What is needed => Reproduce each line bearing the word "marker".
* Start Exercise inputs *
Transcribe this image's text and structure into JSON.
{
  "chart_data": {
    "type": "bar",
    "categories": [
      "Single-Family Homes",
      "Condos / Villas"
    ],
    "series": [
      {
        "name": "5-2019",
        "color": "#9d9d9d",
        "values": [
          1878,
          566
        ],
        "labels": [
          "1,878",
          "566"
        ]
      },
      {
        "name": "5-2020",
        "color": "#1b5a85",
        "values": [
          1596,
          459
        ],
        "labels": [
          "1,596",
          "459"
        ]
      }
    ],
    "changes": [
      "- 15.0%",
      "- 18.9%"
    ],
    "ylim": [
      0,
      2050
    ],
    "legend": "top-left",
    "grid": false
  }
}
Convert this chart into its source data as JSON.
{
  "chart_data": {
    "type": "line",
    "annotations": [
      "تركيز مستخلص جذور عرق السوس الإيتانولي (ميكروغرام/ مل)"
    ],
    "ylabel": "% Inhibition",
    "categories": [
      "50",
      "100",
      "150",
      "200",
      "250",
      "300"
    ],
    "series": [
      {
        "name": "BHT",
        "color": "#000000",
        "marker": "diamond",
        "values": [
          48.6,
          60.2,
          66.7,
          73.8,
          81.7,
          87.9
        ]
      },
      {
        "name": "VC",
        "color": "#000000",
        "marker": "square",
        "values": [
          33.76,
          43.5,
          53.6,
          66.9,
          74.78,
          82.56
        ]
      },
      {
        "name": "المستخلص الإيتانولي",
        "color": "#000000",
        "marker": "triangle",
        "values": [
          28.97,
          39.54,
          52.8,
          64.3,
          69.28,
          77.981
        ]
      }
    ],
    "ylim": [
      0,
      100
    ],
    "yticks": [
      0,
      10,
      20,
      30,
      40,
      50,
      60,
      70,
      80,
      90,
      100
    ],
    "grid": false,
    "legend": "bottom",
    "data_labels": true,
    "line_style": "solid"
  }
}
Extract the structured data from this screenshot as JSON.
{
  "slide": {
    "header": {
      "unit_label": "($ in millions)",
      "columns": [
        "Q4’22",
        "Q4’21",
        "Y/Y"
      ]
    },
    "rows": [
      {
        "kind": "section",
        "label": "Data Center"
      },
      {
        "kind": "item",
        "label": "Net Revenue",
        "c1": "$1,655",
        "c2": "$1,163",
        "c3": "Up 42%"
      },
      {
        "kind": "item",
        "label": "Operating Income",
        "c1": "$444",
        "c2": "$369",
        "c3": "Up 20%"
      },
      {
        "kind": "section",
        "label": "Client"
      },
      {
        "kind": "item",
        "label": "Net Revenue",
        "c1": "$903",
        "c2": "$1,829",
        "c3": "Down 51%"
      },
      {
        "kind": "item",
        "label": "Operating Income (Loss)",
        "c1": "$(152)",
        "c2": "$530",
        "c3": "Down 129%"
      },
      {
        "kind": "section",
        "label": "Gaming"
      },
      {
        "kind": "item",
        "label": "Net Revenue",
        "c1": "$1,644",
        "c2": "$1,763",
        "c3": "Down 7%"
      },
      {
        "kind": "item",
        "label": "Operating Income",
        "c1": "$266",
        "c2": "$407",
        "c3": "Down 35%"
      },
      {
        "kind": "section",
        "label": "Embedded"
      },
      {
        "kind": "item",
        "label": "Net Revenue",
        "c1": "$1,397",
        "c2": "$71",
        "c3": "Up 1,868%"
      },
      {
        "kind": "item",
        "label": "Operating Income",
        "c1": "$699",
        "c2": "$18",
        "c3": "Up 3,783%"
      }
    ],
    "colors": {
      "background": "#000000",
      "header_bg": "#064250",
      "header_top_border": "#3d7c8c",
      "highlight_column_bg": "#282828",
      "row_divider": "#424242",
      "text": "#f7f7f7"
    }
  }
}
* End Exercise inputs *
Complete answer =>
        "marker": "diamond",
        "marker": "square",
        "marker": "triangle",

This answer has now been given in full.